Your goal:
Print out each record below, unaltered and complete, without its images.

Records provided:
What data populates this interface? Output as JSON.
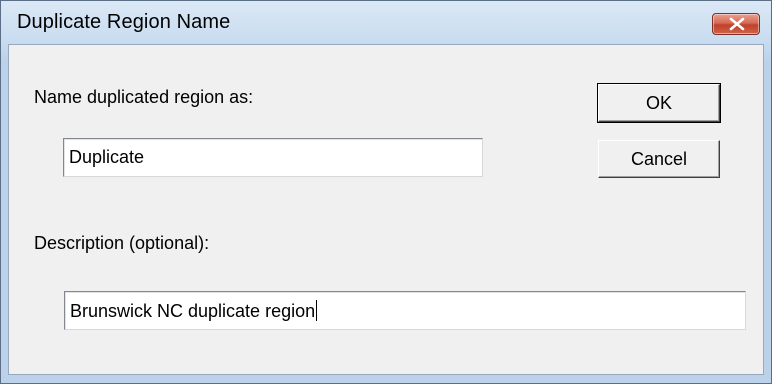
{
  "window": {
    "title": "Duplicate Region Name",
    "close_icon": "close-icon"
  },
  "form": {
    "name_label": "Name duplicated region as:",
    "name_value": "Duplicate",
    "description_label": "Description (optional):",
    "description_value": "Brunswick NC duplicate region"
  },
  "buttons": {
    "ok_label": "OK",
    "cancel_label": "Cancel"
  },
  "colors": {
    "client_bg": "#f0f0f0",
    "close_button": "#c7432d"
  }
}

Right answer:
What data populates this interface? Output as JSON.
{
  "window": {
    "title": "Duplicate Region Name",
    "close_icon": "close-icon"
  },
  "form": {
    "name_label": "Name duplicated region as:",
    "name_value": "Duplicate",
    "description_label": "Description (optional):",
    "description_value": "Brunswick NC duplicate region"
  },
  "buttons": {
    "ok_label": "OK",
    "cancel_label": "Cancel"
  },
  "colors": {
    "client_bg": "#f0f0f0",
    "close_button": "#c7432d"
  }
}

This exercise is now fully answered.